• Exercise directions: Leave out the pictures and repeat the data exactly.

===

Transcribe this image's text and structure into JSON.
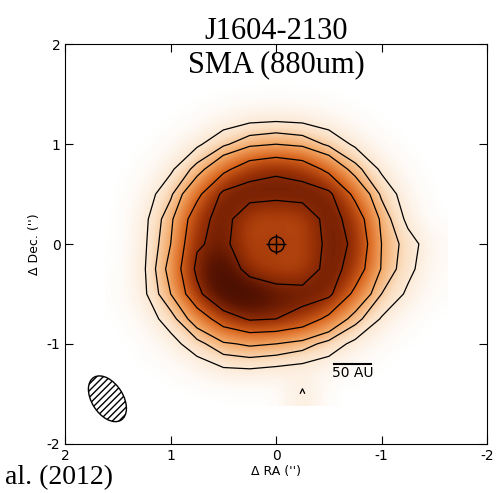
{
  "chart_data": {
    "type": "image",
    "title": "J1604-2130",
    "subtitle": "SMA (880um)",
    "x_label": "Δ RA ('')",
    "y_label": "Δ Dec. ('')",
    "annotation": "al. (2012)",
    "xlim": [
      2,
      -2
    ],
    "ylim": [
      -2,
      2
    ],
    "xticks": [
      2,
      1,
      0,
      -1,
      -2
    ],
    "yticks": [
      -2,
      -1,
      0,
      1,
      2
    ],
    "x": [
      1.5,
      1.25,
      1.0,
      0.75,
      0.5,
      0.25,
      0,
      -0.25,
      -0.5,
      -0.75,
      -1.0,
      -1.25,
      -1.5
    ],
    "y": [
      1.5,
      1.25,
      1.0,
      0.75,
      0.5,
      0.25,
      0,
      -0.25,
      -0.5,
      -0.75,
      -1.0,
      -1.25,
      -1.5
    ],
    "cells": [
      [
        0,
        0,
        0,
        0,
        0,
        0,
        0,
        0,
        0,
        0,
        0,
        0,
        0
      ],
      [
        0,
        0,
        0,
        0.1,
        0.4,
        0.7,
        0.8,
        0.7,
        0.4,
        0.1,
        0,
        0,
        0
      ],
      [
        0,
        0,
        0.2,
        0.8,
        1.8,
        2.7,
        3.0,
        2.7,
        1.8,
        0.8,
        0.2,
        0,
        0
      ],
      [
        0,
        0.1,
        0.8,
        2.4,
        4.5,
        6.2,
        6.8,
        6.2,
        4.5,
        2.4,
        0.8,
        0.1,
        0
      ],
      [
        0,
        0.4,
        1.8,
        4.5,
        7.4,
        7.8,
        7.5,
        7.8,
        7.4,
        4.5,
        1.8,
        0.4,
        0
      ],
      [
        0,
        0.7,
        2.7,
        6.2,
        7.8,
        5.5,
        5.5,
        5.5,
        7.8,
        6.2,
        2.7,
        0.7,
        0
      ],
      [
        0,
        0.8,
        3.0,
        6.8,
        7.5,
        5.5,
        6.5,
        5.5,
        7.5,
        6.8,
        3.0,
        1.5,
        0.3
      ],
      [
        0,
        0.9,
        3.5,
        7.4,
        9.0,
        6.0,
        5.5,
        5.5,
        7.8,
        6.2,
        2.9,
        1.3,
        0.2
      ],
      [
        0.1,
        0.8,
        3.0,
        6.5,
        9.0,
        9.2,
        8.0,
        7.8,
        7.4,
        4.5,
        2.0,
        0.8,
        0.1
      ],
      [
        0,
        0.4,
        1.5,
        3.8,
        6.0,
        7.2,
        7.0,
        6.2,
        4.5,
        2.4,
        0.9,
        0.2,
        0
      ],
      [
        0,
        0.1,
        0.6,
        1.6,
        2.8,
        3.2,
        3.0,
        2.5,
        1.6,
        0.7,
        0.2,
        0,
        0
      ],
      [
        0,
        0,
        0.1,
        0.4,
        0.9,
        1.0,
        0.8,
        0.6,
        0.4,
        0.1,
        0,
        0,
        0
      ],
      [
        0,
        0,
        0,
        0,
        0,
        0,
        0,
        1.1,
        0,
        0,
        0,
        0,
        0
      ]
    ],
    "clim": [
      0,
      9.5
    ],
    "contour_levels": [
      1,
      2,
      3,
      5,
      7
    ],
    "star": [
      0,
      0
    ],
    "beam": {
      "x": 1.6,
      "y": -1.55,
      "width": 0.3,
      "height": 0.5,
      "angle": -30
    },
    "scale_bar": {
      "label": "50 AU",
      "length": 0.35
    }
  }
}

===

• Task solution:
Transcribe this image's text and structure into JSON.
{
  "chart_data": {
    "type": "image",
    "title": "J1604-2130",
    "subtitle": "SMA (880um)",
    "x_label": "Δ RA ('')",
    "y_label": "Δ Dec. ('')",
    "annotation": "al. (2012)",
    "xlim": [
      2,
      -2
    ],
    "ylim": [
      -2,
      2
    ],
    "xticks": [
      2,
      1,
      0,
      -1,
      -2
    ],
    "yticks": [
      -2,
      -1,
      0,
      1,
      2
    ],
    "x": [
      1.5,
      1.25,
      1.0,
      0.75,
      0.5,
      0.25,
      0,
      -0.25,
      -0.5,
      -0.75,
      -1.0,
      -1.25,
      -1.5
    ],
    "y": [
      1.5,
      1.25,
      1.0,
      0.75,
      0.5,
      0.25,
      0,
      -0.25,
      -0.5,
      -0.75,
      -1.0,
      -1.25,
      -1.5
    ],
    "cells": [
      [
        0,
        0,
        0,
        0,
        0,
        0,
        0,
        0,
        0,
        0,
        0,
        0,
        0
      ],
      [
        0,
        0,
        0,
        0.1,
        0.4,
        0.7,
        0.8,
        0.7,
        0.4,
        0.1,
        0,
        0,
        0
      ],
      [
        0,
        0,
        0.2,
        0.8,
        1.8,
        2.7,
        3.0,
        2.7,
        1.8,
        0.8,
        0.2,
        0,
        0
      ],
      [
        0,
        0.1,
        0.8,
        2.4,
        4.5,
        6.2,
        6.8,
        6.2,
        4.5,
        2.4,
        0.8,
        0.1,
        0
      ],
      [
        0,
        0.4,
        1.8,
        4.5,
        7.4,
        7.8,
        7.5,
        7.8,
        7.4,
        4.5,
        1.8,
        0.4,
        0
      ],
      [
        0,
        0.7,
        2.7,
        6.2,
        7.8,
        5.5,
        5.5,
        5.5,
        7.8,
        6.2,
        2.7,
        0.7,
        0
      ],
      [
        0,
        0.8,
        3.0,
        6.8,
        7.5,
        5.5,
        6.5,
        5.5,
        7.5,
        6.8,
        3.0,
        1.5,
        0.3
      ],
      [
        0,
        0.9,
        3.5,
        7.4,
        9.0,
        6.0,
        5.5,
        5.5,
        7.8,
        6.2,
        2.9,
        1.3,
        0.2
      ],
      [
        0.1,
        0.8,
        3.0,
        6.5,
        9.0,
        9.2,
        8.0,
        7.8,
        7.4,
        4.5,
        2.0,
        0.8,
        0.1
      ],
      [
        0,
        0.4,
        1.5,
        3.8,
        6.0,
        7.2,
        7.0,
        6.2,
        4.5,
        2.4,
        0.9,
        0.2,
        0
      ],
      [
        0,
        0.1,
        0.6,
        1.6,
        2.8,
        3.2,
        3.0,
        2.5,
        1.6,
        0.7,
        0.2,
        0,
        0
      ],
      [
        0,
        0,
        0.1,
        0.4,
        0.9,
        1.0,
        0.8,
        0.6,
        0.4,
        0.1,
        0,
        0,
        0
      ],
      [
        0,
        0,
        0,
        0,
        0,
        0,
        0,
        1.1,
        0,
        0,
        0,
        0,
        0
      ]
    ],
    "clim": [
      0,
      9.5
    ],
    "contour_levels": [
      1,
      2,
      3,
      5,
      7
    ],
    "star": [
      0,
      0
    ],
    "beam": {
      "x": 1.6,
      "y": -1.55,
      "width": 0.3,
      "height": 0.5,
      "angle": -30
    },
    "scale_bar": {
      "label": "50 AU",
      "length": 0.35
    }
  }
}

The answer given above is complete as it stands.